| Work instructions |
Only the pictures are to be left out; set down the rest of the records exactly.

══ Excerpted records ══

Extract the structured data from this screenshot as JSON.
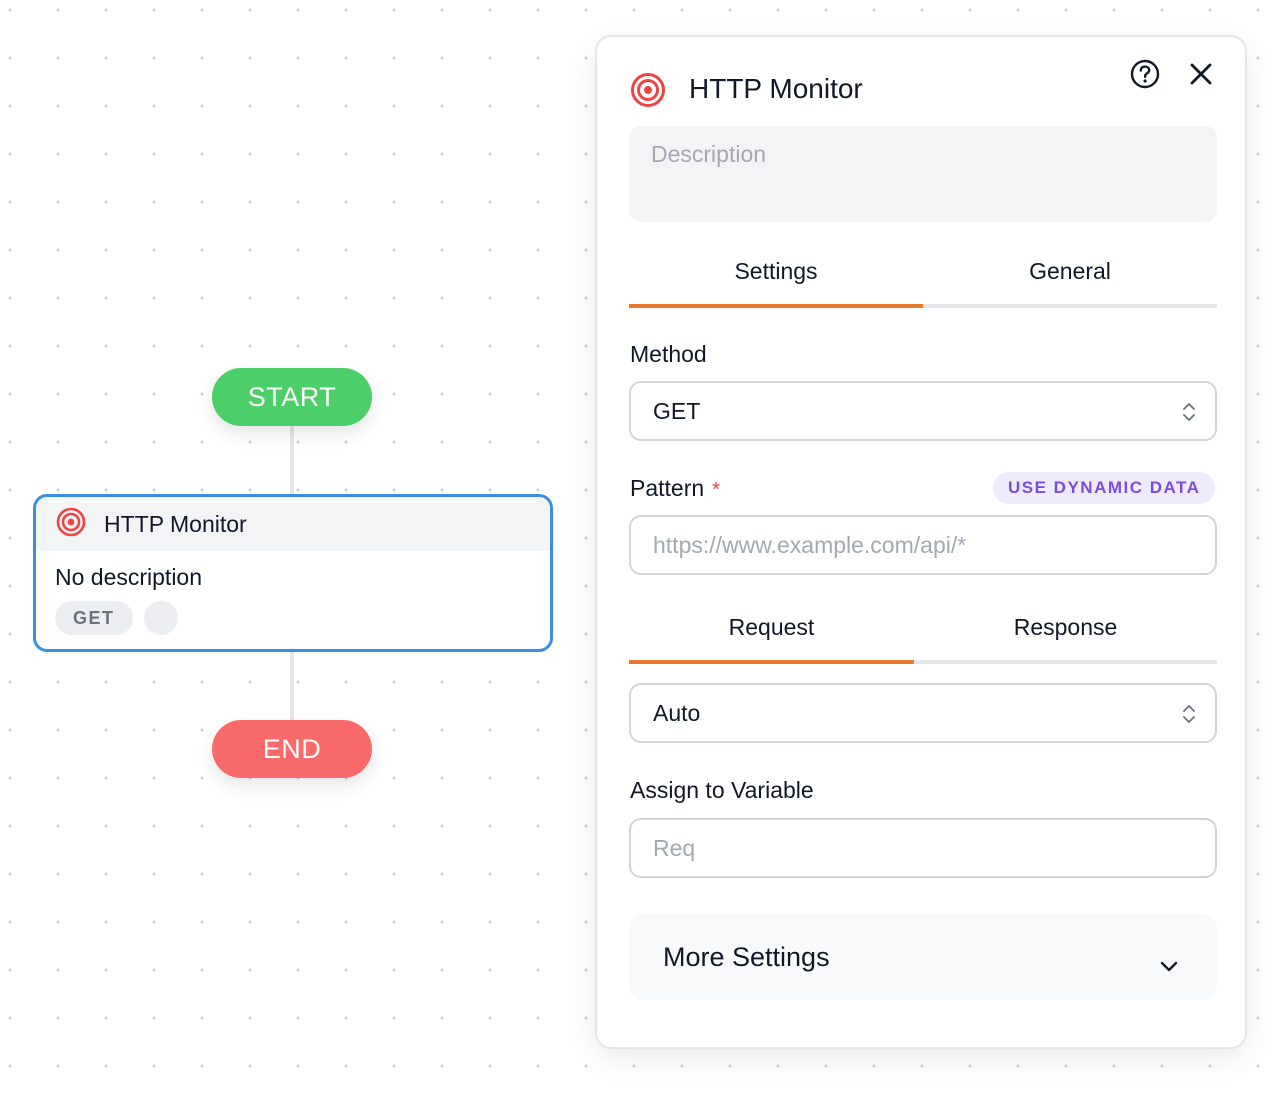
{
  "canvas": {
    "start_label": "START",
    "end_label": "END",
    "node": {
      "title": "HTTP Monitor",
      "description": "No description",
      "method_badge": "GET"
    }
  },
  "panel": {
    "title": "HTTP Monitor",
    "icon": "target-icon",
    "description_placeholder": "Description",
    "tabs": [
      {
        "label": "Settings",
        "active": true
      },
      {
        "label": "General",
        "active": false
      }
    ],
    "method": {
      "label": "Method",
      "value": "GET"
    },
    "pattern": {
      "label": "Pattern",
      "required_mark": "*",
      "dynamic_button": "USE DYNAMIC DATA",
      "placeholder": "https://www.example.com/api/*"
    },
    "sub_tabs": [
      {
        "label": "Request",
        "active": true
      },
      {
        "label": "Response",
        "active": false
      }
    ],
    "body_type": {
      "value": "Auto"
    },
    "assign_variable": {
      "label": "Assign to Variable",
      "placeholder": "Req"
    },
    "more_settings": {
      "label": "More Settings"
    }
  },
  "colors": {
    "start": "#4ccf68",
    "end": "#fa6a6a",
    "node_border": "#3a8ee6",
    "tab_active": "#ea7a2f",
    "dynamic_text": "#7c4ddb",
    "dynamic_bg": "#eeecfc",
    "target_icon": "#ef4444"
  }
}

═══

| Task solution |
Extract the structured data from this screenshot as JSON.
{
  "canvas": {
    "start_label": "START",
    "end_label": "END",
    "node": {
      "title": "HTTP Monitor",
      "description": "No description",
      "method_badge": "GET"
    }
  },
  "panel": {
    "title": "HTTP Monitor",
    "icon": "target-icon",
    "description_placeholder": "Description",
    "tabs": [
      {
        "label": "Settings",
        "active": true
      },
      {
        "label": "General",
        "active": false
      }
    ],
    "method": {
      "label": "Method",
      "value": "GET"
    },
    "pattern": {
      "label": "Pattern",
      "required_mark": "*",
      "dynamic_button": "USE DYNAMIC DATA",
      "placeholder": "https://www.example.com/api/*"
    },
    "sub_tabs": [
      {
        "label": "Request",
        "active": true
      },
      {
        "label": "Response",
        "active": false
      }
    ],
    "body_type": {
      "value": "Auto"
    },
    "assign_variable": {
      "label": "Assign to Variable",
      "placeholder": "Req"
    },
    "more_settings": {
      "label": "More Settings"
    }
  },
  "colors": {
    "start": "#4ccf68",
    "end": "#fa6a6a",
    "node_border": "#3a8ee6",
    "tab_active": "#ea7a2f",
    "dynamic_text": "#7c4ddb",
    "dynamic_bg": "#eeecfc",
    "target_icon": "#ef4444"
  }
}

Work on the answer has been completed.